++++ EXTRACTED RECORDS

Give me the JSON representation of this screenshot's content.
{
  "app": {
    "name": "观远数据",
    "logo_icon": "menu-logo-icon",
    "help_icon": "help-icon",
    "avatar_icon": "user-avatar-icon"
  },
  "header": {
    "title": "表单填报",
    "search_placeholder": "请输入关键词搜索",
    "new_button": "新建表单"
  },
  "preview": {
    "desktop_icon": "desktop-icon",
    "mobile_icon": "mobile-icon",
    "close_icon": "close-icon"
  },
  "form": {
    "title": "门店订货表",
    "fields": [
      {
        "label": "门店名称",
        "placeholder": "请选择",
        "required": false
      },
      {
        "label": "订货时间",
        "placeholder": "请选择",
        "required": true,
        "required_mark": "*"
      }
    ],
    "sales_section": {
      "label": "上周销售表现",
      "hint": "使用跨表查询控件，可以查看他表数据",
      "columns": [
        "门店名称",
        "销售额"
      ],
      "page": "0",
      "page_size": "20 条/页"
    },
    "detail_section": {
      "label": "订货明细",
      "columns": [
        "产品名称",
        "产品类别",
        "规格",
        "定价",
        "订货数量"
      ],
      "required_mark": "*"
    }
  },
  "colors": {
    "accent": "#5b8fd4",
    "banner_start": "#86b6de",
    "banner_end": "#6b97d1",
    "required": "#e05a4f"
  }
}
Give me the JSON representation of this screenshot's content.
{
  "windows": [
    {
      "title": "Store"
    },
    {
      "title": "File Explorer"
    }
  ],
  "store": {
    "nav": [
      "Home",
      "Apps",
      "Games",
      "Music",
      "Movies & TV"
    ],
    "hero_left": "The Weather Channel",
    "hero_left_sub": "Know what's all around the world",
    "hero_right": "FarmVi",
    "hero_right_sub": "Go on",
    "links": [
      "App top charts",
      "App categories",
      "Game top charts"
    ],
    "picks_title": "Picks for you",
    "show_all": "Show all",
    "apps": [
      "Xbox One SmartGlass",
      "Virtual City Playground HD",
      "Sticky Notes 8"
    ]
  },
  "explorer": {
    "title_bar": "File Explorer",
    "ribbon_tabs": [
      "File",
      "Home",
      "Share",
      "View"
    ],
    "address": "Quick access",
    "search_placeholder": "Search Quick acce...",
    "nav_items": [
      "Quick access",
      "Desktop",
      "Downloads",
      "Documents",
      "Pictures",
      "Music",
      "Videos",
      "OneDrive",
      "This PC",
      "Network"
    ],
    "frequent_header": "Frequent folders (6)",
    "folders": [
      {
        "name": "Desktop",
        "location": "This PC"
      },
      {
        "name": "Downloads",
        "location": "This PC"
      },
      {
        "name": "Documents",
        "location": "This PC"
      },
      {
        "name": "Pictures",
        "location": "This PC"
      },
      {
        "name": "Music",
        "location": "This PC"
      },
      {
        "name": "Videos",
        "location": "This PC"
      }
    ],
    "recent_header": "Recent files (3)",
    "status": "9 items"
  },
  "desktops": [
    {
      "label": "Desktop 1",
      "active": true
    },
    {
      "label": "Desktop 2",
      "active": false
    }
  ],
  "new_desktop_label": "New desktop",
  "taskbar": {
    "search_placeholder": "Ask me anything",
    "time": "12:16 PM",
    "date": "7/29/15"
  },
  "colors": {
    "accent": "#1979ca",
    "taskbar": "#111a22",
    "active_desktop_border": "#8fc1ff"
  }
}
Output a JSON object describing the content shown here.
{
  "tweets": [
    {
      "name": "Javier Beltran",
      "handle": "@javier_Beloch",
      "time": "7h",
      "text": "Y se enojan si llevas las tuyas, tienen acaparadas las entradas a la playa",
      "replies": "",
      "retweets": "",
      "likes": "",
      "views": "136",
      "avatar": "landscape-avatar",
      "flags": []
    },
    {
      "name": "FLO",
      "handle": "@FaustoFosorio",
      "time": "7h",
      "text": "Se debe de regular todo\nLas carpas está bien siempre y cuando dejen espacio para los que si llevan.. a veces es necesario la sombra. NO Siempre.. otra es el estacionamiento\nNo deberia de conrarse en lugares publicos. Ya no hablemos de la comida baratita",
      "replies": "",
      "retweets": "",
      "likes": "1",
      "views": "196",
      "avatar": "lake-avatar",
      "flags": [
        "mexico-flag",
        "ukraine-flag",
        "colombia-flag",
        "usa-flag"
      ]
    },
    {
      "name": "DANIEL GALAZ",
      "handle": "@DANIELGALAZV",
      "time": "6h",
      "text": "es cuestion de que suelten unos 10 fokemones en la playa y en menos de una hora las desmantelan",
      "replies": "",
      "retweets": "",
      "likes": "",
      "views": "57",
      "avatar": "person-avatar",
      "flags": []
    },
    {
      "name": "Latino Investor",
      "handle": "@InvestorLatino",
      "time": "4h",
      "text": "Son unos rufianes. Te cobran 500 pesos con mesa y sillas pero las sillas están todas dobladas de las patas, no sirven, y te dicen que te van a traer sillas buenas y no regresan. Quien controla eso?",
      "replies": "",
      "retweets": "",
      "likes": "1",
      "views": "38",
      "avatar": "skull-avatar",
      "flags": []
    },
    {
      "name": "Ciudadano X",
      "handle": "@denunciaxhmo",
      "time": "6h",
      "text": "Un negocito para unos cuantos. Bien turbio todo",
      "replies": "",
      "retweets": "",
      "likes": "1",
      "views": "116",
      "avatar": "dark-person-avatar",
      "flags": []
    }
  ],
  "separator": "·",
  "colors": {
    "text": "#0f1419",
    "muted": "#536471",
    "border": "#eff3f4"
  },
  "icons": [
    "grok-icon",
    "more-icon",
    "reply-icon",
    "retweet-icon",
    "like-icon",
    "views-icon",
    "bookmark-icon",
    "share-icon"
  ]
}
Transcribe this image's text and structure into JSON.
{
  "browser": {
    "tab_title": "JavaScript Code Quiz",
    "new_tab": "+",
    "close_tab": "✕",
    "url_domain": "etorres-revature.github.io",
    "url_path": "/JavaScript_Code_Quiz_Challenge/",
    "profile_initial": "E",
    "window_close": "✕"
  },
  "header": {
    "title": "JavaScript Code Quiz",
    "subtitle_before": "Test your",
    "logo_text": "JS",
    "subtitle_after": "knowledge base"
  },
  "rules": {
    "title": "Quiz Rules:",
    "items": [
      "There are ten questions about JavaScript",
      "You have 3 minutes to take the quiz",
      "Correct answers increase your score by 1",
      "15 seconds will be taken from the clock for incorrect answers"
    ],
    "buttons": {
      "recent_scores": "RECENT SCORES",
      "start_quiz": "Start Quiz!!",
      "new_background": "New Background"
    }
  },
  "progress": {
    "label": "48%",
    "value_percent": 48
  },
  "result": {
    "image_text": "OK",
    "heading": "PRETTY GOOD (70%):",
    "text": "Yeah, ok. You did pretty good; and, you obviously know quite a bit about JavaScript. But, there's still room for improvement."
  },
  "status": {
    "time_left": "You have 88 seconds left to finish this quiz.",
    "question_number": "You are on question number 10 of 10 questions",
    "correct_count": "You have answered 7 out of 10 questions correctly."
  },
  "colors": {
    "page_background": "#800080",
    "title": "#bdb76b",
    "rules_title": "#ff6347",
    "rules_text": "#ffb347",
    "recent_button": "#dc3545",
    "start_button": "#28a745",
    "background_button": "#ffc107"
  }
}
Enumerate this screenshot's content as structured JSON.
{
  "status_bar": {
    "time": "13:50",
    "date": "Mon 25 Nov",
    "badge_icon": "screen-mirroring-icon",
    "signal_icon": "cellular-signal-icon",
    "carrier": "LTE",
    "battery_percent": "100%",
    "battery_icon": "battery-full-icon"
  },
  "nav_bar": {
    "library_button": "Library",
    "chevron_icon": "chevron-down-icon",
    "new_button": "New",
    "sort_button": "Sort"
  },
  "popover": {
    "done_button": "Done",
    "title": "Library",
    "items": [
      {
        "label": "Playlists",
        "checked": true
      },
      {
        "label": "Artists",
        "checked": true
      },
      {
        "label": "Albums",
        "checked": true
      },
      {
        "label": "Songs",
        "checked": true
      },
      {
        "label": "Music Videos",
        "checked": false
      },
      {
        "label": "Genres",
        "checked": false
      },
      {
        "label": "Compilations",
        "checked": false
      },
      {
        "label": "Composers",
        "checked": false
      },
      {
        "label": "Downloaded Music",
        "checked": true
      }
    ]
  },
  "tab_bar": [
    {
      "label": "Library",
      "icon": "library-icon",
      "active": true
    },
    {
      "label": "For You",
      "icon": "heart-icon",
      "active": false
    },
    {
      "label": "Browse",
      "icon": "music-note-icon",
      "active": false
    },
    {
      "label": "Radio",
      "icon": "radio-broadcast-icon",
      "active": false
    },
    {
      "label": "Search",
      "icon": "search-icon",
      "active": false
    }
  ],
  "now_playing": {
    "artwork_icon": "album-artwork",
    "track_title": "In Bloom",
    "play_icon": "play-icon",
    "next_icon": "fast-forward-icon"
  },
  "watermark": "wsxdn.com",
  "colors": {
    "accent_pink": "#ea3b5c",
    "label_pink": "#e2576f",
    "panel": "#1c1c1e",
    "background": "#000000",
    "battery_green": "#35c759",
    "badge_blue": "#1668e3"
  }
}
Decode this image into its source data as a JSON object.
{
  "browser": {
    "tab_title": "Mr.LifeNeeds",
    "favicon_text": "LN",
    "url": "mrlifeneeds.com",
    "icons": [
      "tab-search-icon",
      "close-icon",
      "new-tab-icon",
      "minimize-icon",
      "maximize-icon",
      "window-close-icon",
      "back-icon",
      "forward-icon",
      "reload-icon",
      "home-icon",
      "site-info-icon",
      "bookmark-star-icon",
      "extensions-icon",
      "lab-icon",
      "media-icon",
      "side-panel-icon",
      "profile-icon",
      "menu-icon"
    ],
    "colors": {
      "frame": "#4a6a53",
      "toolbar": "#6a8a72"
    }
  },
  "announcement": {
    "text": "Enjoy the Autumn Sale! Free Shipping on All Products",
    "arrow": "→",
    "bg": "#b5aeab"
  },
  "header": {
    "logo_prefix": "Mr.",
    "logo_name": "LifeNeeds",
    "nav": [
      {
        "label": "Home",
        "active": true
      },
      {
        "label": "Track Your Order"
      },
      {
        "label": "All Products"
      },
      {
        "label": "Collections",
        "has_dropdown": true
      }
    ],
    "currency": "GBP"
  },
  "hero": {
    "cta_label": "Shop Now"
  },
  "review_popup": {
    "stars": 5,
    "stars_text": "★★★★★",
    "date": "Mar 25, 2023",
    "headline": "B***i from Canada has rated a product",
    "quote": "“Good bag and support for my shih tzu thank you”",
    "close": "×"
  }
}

++++++++

- TASK PROMPT
Reproduce each line of the entries in which the word "avatar" is found.

- TASK ANSWER
    "avatar_icon": "user-avatar-icon"
      "avatar": "landscape-avatar",
      "avatar": "lake-avatar",
      "avatar": "person-avatar",
      "avatar": "skull-avatar",
      "avatar": "dark-person-avatar",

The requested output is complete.